>> begin TASK INPUT

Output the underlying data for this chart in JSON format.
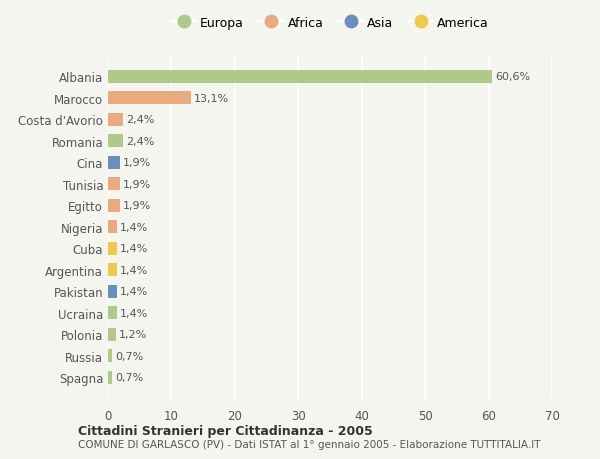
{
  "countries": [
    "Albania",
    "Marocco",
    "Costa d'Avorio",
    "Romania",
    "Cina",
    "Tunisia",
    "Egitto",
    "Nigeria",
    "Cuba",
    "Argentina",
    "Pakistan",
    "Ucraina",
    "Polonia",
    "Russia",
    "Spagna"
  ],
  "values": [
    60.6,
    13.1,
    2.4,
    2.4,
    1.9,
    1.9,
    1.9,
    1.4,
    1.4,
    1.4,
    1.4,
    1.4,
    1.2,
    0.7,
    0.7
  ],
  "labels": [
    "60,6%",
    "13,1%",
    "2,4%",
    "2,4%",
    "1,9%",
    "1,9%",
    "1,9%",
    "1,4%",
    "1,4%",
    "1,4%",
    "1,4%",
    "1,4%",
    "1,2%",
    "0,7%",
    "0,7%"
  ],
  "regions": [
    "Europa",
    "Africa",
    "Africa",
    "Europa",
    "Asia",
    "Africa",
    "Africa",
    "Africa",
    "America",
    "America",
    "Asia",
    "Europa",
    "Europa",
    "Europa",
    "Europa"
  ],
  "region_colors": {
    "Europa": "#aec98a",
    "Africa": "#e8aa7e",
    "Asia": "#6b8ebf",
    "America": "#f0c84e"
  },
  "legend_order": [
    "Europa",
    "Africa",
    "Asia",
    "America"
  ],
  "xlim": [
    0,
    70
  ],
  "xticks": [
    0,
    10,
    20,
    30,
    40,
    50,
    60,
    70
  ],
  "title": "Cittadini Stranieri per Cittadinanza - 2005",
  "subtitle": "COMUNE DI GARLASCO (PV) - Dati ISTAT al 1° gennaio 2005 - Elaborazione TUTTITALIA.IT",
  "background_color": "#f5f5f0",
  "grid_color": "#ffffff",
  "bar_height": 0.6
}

>> end TASK INPUT

WHAT YOU NEED TO DO: Among the records above, find each line holding the string "America" and pull it out.

SOLUTION TO THIS EXERCISE:
    "America",
    "America",
    "America": "#f0c84e"
    "America"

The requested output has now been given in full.